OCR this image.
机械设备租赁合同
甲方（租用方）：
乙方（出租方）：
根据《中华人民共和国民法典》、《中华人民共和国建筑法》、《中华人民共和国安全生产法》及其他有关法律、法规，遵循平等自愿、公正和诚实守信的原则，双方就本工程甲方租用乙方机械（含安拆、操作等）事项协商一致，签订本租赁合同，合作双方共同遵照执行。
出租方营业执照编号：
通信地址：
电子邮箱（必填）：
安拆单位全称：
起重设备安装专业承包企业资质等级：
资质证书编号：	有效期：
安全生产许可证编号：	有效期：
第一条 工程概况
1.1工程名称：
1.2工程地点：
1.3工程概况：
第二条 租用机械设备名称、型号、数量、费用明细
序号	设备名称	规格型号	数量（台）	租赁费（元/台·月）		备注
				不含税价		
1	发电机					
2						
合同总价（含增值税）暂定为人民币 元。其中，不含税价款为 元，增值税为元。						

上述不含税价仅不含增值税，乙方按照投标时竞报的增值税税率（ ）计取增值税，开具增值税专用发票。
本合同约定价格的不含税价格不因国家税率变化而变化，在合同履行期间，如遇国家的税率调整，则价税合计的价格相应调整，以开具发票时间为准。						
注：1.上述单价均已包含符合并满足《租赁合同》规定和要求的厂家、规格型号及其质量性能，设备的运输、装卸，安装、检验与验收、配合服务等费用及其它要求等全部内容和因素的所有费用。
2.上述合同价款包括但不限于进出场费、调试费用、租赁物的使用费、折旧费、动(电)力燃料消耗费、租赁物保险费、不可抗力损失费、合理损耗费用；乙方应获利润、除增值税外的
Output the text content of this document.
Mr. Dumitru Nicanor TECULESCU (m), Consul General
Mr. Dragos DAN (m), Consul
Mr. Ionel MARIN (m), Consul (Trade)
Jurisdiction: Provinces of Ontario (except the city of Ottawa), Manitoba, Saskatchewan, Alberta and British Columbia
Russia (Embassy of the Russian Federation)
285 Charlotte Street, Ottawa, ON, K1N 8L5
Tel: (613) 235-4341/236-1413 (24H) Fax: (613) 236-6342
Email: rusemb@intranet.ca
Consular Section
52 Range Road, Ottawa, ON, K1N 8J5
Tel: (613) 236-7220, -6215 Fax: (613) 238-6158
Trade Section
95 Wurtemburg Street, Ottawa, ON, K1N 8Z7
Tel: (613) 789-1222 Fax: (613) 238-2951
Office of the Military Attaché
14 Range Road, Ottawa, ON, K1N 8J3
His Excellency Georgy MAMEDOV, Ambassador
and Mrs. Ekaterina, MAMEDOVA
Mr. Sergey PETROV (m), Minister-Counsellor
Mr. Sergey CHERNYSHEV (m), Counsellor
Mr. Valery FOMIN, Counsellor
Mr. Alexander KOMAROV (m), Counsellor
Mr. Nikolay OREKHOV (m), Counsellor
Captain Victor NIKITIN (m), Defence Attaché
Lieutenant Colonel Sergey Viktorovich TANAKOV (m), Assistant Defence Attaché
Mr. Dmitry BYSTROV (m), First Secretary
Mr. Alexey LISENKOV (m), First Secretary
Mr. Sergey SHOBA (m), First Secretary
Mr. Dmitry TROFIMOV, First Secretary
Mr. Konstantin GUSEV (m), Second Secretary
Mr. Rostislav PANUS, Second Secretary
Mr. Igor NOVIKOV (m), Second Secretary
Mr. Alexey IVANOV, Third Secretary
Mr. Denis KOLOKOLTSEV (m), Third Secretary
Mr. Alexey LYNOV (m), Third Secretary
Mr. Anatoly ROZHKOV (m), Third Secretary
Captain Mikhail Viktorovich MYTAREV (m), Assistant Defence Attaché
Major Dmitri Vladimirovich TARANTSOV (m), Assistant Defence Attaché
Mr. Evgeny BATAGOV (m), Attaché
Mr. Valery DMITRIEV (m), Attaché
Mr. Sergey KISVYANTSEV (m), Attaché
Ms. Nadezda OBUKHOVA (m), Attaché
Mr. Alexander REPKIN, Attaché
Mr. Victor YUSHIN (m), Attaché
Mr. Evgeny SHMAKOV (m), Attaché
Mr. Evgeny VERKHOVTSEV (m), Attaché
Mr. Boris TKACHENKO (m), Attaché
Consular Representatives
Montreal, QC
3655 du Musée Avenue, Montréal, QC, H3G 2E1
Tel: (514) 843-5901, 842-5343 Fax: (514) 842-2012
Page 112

Goal -
Using the listing above, show each line holding the string "Viktorovich".

Right answer -
Lieutenant Colonel Sergey Viktorovich TANAKOV (m), Assistant Defence Attaché
Captain Mikhail Viktorovich MYTAREV (m), Assistant Defence Attaché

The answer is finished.